--- begin ---

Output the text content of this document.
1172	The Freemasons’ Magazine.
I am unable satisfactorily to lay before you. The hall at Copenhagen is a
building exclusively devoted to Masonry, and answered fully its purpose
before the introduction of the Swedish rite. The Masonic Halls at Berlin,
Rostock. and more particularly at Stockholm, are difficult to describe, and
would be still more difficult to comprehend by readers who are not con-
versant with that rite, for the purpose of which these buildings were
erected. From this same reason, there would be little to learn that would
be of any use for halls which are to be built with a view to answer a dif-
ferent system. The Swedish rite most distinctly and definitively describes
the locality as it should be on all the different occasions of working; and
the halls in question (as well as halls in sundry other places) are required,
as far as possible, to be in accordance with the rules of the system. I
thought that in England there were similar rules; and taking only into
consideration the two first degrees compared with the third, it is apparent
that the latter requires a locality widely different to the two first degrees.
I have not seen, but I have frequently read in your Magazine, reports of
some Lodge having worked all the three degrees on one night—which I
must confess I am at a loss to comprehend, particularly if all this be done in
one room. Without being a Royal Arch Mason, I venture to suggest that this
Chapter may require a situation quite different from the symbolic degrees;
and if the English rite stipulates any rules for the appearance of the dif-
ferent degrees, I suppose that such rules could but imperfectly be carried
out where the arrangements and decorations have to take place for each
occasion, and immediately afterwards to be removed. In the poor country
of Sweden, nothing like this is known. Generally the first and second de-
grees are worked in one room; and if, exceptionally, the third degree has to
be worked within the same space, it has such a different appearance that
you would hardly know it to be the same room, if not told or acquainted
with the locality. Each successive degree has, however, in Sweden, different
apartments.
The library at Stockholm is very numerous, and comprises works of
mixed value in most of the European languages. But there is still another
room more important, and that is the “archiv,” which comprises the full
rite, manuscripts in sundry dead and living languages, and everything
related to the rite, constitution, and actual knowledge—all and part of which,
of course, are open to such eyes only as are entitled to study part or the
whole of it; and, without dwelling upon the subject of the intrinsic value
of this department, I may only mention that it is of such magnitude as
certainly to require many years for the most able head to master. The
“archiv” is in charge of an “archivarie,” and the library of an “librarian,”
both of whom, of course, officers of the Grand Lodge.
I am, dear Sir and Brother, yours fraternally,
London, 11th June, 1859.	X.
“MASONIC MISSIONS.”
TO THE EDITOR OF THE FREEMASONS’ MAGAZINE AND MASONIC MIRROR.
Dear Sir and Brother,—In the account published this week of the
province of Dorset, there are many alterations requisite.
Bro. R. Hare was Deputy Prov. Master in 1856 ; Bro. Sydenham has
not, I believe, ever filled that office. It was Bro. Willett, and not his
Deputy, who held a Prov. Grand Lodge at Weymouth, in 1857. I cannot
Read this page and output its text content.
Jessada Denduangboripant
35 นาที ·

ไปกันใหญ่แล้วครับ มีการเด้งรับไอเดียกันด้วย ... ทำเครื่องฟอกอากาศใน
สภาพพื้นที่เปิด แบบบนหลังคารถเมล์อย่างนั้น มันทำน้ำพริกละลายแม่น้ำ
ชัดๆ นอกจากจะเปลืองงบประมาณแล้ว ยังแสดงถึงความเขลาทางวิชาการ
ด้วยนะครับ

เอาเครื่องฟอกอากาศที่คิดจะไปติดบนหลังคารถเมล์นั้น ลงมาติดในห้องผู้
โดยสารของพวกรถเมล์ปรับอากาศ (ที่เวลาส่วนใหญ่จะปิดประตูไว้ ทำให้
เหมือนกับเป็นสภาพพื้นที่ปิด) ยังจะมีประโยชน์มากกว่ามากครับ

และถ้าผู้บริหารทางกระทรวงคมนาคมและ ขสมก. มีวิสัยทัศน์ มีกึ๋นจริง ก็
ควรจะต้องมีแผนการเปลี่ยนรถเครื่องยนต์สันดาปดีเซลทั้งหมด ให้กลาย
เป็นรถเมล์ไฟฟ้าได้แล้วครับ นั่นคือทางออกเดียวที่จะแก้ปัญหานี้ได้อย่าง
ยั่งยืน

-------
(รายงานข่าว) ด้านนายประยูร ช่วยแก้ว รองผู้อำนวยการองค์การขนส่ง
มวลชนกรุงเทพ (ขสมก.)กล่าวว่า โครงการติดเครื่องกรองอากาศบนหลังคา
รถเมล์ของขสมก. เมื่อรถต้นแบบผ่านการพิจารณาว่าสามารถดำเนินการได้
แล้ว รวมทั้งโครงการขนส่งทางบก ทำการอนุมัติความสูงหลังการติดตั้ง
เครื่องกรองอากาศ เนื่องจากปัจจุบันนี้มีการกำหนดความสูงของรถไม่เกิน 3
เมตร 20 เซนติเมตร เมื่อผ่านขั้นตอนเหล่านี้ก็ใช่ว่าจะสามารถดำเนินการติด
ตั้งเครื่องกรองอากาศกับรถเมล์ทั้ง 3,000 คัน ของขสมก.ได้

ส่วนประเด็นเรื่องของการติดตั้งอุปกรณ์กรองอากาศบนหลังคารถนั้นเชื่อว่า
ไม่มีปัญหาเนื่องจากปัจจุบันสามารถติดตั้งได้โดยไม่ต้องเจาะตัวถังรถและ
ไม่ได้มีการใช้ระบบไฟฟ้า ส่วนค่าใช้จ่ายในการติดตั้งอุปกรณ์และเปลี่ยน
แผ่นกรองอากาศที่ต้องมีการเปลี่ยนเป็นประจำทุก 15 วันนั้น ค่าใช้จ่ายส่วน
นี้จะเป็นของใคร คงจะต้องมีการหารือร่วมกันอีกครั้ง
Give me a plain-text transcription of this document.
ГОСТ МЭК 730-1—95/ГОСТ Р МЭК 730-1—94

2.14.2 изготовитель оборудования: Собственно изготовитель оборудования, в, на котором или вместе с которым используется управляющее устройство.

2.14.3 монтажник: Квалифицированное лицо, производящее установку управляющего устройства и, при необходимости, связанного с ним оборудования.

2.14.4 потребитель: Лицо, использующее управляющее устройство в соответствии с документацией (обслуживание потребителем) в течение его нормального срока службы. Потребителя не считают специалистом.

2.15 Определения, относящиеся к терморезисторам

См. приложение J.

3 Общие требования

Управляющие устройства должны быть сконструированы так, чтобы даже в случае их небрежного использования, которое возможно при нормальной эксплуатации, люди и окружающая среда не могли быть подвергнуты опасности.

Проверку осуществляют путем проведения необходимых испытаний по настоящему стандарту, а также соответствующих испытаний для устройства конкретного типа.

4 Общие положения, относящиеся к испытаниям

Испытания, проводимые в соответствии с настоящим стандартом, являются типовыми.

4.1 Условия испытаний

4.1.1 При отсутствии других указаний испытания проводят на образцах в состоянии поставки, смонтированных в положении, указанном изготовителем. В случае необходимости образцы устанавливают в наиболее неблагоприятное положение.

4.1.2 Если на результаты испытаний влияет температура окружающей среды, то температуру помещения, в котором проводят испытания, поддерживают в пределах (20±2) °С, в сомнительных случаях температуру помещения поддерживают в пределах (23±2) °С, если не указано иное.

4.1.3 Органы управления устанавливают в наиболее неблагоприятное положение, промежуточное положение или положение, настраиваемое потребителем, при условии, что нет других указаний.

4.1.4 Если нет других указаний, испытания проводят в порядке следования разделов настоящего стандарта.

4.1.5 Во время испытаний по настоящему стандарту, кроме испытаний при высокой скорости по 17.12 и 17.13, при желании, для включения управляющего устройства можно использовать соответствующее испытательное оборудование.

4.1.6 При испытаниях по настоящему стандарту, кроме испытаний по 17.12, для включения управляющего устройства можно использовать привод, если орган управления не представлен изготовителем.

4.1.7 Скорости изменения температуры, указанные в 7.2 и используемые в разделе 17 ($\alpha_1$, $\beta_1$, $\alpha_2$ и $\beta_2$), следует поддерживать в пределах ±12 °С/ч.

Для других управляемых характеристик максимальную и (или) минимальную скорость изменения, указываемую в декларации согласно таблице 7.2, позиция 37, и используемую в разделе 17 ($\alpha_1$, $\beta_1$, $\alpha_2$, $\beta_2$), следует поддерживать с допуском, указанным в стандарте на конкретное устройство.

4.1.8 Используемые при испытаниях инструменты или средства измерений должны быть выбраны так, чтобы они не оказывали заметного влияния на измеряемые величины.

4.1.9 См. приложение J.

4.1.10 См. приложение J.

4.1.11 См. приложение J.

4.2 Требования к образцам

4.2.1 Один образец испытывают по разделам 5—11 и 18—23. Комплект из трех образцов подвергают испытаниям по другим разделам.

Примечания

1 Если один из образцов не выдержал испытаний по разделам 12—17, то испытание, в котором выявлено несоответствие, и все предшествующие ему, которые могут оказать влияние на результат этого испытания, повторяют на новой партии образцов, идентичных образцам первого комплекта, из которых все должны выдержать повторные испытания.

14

--- end ---

- [Written task]
Show the lines of the data that hold the word "locality".

- [Final answer]
the locality as it should be on all the different occasions of working; and
that the latter requires a locality widely different to the two first degrees.
with the locality. Each successive degree has, however, in Sweden, different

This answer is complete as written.